Goal>
Select all lines holding the word "JSON" from the entries that follow.

__________

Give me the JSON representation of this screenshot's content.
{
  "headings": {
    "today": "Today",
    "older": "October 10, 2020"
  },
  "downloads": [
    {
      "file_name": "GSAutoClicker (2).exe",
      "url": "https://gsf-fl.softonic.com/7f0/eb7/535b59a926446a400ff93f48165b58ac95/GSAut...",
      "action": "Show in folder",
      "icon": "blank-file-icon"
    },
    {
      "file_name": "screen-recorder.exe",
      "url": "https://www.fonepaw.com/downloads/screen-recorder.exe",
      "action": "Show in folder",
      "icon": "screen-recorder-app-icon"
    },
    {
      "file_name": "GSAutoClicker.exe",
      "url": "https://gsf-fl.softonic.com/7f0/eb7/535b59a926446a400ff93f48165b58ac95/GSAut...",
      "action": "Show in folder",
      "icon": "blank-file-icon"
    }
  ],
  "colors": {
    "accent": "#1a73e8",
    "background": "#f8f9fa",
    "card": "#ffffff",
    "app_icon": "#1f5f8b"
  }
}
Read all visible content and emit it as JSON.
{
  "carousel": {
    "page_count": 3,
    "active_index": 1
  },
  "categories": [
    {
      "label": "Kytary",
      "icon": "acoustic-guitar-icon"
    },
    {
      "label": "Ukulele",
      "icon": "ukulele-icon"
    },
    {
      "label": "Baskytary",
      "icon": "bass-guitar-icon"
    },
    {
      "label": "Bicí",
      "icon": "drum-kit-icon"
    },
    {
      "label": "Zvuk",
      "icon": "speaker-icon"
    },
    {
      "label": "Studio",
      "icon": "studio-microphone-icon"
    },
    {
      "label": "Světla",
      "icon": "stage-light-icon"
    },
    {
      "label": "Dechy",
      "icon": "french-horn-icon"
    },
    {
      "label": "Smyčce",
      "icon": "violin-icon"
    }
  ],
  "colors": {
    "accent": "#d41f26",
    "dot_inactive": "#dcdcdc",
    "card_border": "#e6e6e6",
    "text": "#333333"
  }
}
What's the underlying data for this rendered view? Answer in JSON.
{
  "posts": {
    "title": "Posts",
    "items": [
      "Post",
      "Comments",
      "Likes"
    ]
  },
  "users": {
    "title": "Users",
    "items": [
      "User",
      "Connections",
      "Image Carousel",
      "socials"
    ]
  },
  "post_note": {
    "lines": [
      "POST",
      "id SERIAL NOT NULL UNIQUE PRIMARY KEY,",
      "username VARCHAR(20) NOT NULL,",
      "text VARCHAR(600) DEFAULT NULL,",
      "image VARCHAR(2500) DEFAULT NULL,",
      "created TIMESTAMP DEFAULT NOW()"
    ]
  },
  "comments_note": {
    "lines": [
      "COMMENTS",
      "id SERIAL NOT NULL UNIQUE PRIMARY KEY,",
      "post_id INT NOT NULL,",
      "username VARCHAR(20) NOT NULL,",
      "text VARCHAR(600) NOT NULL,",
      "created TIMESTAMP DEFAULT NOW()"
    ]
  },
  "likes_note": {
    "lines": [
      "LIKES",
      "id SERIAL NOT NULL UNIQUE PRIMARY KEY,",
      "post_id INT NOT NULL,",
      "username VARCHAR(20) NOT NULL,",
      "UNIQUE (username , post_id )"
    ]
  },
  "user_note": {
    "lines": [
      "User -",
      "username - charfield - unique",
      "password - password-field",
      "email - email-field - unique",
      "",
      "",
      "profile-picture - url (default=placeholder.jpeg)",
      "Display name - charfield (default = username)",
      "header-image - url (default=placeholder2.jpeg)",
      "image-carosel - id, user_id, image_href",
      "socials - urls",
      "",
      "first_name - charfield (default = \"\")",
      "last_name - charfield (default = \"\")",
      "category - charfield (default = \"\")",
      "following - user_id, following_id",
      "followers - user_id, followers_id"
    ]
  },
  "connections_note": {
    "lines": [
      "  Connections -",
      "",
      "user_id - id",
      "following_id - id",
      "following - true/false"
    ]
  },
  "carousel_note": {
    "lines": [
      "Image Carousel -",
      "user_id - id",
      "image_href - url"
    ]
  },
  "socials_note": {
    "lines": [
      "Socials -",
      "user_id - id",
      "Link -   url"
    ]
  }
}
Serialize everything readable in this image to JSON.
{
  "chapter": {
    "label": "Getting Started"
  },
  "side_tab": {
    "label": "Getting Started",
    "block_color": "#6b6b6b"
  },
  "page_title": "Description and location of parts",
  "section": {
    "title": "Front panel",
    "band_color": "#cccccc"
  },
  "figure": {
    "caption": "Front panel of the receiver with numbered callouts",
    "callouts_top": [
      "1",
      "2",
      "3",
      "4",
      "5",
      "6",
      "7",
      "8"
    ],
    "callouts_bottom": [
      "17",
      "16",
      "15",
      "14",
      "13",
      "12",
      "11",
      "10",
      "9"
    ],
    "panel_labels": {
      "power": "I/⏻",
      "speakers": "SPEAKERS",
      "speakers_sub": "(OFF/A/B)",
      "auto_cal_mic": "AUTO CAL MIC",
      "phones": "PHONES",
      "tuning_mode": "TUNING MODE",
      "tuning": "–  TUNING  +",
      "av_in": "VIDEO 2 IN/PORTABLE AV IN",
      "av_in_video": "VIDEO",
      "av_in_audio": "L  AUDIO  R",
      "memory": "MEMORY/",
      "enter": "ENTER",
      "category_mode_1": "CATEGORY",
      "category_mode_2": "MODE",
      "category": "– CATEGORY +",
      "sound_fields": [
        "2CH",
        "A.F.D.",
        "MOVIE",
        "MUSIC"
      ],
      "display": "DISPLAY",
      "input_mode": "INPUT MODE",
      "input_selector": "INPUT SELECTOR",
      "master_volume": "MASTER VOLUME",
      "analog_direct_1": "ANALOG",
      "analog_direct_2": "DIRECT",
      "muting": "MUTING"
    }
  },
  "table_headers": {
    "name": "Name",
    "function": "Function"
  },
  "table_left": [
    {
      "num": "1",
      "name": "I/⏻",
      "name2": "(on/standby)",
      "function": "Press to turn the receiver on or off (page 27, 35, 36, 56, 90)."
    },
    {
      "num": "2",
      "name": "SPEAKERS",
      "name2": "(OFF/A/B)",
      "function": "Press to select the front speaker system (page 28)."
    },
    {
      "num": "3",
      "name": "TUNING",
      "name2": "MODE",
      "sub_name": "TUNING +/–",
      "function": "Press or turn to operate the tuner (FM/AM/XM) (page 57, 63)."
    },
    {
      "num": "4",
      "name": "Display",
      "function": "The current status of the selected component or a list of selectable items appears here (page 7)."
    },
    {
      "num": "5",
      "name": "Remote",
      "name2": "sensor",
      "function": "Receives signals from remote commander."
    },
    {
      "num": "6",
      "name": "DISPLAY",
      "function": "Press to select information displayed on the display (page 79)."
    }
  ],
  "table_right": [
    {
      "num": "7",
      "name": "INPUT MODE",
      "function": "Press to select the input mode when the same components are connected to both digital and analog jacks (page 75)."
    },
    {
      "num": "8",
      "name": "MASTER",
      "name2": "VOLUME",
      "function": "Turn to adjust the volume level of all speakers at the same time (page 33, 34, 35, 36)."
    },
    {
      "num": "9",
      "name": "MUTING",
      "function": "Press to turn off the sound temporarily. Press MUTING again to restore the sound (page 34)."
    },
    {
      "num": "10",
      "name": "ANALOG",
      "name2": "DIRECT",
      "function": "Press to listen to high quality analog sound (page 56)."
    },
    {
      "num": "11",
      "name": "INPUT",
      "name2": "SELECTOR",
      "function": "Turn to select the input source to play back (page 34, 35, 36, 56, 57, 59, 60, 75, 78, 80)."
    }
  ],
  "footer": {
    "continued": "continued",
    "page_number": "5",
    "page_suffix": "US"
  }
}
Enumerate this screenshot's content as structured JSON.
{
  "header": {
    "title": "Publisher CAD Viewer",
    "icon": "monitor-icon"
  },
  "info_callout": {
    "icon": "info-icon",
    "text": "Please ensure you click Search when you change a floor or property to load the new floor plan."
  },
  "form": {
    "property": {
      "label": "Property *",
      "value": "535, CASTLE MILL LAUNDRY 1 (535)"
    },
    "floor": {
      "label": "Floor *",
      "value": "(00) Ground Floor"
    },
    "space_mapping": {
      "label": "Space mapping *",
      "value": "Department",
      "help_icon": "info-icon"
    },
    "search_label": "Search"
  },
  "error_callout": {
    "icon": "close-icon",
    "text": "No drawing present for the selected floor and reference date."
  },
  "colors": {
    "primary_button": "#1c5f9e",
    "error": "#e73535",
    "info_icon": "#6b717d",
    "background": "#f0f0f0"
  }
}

__________

Expected answer>
Give me the JSON representation of this screenshot's content.
Read all visible content and emit it as JSON.
What's the underlying data for this rendered view? Answer in JSON.
Serialize everything readable in this image to JSON.
Enumerate this screenshot's content as structured JSON.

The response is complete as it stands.